[DATA EXCERPTS]:
* * * * *

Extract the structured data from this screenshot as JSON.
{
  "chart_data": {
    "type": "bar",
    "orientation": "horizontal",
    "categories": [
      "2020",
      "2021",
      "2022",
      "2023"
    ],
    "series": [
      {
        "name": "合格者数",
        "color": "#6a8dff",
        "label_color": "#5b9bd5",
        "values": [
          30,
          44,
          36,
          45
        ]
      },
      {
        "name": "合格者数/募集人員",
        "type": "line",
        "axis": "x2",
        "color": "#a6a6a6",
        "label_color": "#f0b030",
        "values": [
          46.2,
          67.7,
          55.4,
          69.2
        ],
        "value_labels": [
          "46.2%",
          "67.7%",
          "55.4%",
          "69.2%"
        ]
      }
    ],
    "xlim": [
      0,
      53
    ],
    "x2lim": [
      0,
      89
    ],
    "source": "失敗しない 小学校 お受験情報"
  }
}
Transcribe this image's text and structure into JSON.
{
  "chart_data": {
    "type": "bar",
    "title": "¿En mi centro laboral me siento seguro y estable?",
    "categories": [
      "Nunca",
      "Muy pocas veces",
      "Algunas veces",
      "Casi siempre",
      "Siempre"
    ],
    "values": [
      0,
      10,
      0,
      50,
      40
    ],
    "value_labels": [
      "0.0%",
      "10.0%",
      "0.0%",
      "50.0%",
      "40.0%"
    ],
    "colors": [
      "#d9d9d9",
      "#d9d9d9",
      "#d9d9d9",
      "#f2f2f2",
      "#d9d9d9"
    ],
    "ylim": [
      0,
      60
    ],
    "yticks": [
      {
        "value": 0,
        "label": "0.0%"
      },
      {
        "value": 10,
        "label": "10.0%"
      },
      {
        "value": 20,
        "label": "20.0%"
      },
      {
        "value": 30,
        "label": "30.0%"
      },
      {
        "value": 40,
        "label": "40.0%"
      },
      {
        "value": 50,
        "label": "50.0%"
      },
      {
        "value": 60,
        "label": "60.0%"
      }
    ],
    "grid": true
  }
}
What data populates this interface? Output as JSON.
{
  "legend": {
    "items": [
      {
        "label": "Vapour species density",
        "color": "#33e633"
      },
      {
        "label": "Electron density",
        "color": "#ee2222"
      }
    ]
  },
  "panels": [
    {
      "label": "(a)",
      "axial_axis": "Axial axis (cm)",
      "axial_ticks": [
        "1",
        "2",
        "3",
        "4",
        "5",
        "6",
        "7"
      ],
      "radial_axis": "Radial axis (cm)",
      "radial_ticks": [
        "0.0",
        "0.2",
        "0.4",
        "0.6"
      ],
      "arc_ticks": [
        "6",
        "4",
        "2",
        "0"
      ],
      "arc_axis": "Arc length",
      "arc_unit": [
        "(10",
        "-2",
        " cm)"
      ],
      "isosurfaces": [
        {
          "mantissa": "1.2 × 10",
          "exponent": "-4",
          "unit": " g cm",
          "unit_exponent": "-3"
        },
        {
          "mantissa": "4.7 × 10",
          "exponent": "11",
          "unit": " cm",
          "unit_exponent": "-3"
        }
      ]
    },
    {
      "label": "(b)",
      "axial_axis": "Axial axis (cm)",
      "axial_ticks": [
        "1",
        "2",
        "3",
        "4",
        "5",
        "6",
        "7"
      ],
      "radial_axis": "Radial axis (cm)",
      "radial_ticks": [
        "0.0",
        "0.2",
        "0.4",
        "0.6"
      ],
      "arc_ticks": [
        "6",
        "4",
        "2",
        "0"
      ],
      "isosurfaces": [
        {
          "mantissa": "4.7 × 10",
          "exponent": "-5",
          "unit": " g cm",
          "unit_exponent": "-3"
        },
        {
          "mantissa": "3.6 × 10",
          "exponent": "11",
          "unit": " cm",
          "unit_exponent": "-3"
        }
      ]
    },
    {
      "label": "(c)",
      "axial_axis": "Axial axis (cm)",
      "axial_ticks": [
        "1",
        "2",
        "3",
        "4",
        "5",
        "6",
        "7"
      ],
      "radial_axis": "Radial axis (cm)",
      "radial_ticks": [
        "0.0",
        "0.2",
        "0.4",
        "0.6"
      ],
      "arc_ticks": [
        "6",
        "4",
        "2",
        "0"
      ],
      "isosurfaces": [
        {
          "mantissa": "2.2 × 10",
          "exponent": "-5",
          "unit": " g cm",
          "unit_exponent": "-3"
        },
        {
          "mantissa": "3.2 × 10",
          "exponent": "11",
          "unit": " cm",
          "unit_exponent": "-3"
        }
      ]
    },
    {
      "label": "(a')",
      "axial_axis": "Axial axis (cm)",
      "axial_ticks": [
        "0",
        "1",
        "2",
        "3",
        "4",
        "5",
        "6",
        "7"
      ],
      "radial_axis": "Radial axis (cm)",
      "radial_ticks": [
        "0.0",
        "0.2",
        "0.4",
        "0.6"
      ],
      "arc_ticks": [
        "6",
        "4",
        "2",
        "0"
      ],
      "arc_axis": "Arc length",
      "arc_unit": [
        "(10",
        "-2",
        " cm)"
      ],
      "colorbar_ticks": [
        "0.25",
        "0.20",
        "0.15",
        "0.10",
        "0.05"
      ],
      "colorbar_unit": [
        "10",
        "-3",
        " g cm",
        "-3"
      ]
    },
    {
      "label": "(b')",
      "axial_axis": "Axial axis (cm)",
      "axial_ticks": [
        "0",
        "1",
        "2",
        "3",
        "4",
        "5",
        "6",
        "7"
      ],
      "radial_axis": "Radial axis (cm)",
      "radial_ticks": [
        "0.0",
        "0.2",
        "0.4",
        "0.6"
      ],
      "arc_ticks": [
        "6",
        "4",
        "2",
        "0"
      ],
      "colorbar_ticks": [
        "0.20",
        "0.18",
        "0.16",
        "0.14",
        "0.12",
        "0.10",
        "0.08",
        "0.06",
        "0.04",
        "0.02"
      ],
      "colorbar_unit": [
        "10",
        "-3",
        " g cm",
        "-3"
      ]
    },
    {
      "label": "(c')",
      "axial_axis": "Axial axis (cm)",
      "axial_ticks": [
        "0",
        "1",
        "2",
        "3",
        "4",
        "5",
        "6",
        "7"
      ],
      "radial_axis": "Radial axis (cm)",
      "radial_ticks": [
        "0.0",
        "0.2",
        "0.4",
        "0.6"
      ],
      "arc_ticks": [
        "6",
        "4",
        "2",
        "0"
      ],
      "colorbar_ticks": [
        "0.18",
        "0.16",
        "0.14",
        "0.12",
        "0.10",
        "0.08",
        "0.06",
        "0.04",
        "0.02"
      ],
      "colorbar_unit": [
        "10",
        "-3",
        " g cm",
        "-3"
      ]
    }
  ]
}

* * * * *

[SET PROBLEM]: Scan the material above for the string "mantissa" and return the lines that hold it.

[REPLY]:
          "mantissa": "1.2 × 10",
          "mantissa": "4.7 × 10",
          "mantissa": "4.7 × 10",
          "mantissa": "3.6 × 10",
          "mantissa": "2.2 × 10",
          "mantissa": "3.2 × 10",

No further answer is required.